### EXTRACTED RECORDS

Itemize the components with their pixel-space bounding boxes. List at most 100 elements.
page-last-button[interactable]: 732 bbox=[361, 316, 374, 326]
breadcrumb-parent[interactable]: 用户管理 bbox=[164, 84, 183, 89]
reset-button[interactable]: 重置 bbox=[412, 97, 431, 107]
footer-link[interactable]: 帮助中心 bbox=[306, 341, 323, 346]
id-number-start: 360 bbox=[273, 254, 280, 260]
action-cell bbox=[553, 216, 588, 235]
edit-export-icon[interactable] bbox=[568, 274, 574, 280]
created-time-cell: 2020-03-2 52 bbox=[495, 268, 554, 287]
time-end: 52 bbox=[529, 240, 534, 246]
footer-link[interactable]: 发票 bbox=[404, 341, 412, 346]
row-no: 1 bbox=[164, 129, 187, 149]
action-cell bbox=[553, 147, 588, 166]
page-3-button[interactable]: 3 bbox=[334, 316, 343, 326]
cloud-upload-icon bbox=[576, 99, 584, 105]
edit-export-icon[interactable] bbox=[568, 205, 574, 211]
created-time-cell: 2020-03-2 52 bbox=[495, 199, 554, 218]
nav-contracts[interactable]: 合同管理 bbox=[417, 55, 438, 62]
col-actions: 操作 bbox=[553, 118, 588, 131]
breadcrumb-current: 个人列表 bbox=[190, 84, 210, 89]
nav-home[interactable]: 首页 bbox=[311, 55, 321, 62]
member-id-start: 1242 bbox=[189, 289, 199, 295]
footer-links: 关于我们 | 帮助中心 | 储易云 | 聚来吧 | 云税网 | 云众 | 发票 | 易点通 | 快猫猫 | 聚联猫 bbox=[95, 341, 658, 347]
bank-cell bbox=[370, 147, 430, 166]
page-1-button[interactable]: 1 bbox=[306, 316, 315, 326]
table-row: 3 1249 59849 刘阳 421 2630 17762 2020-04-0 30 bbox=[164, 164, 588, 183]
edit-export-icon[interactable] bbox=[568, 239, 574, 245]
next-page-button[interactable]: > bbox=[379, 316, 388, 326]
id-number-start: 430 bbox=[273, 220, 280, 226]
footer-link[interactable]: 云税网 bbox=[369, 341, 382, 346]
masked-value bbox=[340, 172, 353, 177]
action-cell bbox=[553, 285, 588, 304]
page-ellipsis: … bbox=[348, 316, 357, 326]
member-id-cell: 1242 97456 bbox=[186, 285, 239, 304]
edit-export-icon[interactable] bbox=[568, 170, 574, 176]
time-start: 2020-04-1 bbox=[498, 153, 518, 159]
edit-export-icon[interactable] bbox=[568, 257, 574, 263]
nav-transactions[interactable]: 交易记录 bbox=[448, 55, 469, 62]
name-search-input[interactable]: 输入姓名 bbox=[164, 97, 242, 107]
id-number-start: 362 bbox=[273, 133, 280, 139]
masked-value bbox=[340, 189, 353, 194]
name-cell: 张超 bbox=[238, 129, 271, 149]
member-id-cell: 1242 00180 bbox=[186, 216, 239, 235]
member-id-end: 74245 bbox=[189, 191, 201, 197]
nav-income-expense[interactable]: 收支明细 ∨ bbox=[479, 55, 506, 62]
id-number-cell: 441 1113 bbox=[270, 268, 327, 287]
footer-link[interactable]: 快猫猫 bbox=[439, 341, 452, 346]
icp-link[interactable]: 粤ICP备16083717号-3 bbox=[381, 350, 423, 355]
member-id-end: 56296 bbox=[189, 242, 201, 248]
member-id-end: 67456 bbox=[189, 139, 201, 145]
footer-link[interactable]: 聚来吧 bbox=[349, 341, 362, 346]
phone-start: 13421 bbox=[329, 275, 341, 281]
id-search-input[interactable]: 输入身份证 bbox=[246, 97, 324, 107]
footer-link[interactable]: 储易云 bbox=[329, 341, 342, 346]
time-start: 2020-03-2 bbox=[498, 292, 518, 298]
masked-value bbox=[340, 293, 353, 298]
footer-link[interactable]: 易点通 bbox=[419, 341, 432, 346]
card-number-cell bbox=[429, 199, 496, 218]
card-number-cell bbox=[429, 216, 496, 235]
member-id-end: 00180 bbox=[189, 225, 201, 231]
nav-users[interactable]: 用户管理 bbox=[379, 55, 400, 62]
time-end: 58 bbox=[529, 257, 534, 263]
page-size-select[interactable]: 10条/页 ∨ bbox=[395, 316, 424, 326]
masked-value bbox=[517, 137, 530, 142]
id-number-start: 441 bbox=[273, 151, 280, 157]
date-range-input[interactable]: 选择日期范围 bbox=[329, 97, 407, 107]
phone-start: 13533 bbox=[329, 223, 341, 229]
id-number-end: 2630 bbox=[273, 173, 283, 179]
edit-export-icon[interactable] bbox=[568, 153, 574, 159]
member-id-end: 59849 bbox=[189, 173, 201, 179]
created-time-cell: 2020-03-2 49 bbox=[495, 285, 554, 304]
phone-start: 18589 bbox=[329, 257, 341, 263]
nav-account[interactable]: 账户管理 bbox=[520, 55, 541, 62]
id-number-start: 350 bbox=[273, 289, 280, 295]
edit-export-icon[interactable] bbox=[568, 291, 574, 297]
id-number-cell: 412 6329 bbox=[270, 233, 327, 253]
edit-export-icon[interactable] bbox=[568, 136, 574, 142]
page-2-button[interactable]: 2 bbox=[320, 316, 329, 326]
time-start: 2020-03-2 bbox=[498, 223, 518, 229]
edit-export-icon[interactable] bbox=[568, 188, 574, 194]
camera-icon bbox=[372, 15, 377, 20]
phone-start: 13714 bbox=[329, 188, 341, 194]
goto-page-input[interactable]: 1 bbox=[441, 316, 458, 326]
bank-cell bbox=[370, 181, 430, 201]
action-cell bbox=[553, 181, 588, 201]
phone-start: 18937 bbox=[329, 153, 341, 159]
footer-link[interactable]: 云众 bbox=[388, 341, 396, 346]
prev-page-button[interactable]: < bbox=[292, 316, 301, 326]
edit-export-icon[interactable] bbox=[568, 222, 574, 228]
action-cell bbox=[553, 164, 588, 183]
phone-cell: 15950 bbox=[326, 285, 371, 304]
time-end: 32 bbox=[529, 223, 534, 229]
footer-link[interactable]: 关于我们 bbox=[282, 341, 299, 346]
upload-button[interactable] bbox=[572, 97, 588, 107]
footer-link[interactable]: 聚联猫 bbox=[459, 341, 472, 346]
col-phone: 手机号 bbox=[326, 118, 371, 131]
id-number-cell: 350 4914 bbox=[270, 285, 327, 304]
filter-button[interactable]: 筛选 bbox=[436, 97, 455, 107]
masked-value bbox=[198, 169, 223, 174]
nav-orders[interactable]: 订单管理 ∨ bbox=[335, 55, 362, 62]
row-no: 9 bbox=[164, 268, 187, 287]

### TASK DETAILS
Transcribe the data above word for word, from its first line through the line that contains "reset-button[interactable]: 重置 bbox=[412, 97, 431, 107]".

### THE OUTPUT
Itemize the components with their pixel-space bounding boxes. List at most 100 elements.
page-last-button[interactable]: 732 bbox=[361, 316, 374, 326]
breadcrumb-parent[interactable]: 用户管理 bbox=[164, 84, 183, 89]
reset-button[interactable]: 重置 bbox=[412, 97, 431, 107]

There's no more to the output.